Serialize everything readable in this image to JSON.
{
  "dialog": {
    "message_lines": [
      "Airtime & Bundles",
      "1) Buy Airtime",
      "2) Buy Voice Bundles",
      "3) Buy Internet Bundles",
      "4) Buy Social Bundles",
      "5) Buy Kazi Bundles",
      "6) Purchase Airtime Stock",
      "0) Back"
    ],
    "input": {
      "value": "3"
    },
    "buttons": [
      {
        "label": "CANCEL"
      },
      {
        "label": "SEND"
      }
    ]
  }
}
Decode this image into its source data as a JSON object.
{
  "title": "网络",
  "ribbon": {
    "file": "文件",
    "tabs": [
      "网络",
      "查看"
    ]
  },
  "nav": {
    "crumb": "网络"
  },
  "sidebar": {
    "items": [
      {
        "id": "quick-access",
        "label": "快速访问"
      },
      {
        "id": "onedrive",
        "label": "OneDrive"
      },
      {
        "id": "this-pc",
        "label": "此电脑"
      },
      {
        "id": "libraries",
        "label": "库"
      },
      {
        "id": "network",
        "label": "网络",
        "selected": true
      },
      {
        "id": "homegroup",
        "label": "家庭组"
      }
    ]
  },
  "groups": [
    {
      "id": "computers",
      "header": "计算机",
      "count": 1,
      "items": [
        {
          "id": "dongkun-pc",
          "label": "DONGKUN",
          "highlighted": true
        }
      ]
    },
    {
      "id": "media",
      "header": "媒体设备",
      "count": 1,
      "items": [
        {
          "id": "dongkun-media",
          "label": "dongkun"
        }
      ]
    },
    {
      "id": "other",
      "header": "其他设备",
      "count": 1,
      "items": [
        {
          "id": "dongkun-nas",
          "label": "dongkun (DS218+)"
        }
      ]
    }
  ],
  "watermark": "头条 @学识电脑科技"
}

**Problem**
Extract the complete listing verbatim.

**The response**
Serialize everything readable in this image to JSON.
{
  "dialog": {
    "message_lines": [
      "Airtime & Bundles",
      "1) Buy Airtime",
      "2) Buy Voice Bundles",
      "3) Buy Internet Bundles",
      "4) Buy Social Bundles",
      "5) Buy Kazi Bundles",
      "6) Purchase Airtime Stock",
      "0) Back"
    ],
    "input": {
      "value": "3"
    },
    "buttons": [
      {
        "label": "CANCEL"
      },
      {
        "label": "SEND"
      }
    ]
  }
}
Decode this image into its source data as a JSON object.
{
  "title": "网络",
  "ribbon": {
    "file": "文件",
    "tabs": [
      "网络",
      "查看"
    ]
  },
  "nav": {
    "crumb": "网络"
  },
  "sidebar": {
    "items": [
      {
        "id": "quick-access",
        "label": "快速访问"
      },
      {
        "id": "onedrive",
        "label": "OneDrive"
      },
      {
        "id": "this-pc",
        "label": "此电脑"
      },
      {
        "id": "libraries",
        "label": "库"
      },
      {
        "id": "network",
        "label": "网络",
        "selected": true
      },
      {
        "id": "homegroup",
        "label": "家庭组"
      }
    ]
  },
  "groups": [
    {
      "id": "computers",
      "header": "计算机",
      "count": 1,
      "items": [
        {
          "id": "dongkun-pc",
          "label": "DONGKUN",
          "highlighted": true
        }
      ]
    },
    {
      "id": "media",
      "header": "媒体设备",
      "count": 1,
      "items": [
        {
          "id": "dongkun-media",
          "label": "dongkun"
        }
      ]
    },
    {
      "id": "other",
      "header": "其他设备",
      "count": 1,
      "items": [
        {
          "id": "dongkun-nas",
          "label": "dongkun (DS218+)"
        }
      ]
    }
  ],
  "watermark": "头条 @学识电脑科技"
}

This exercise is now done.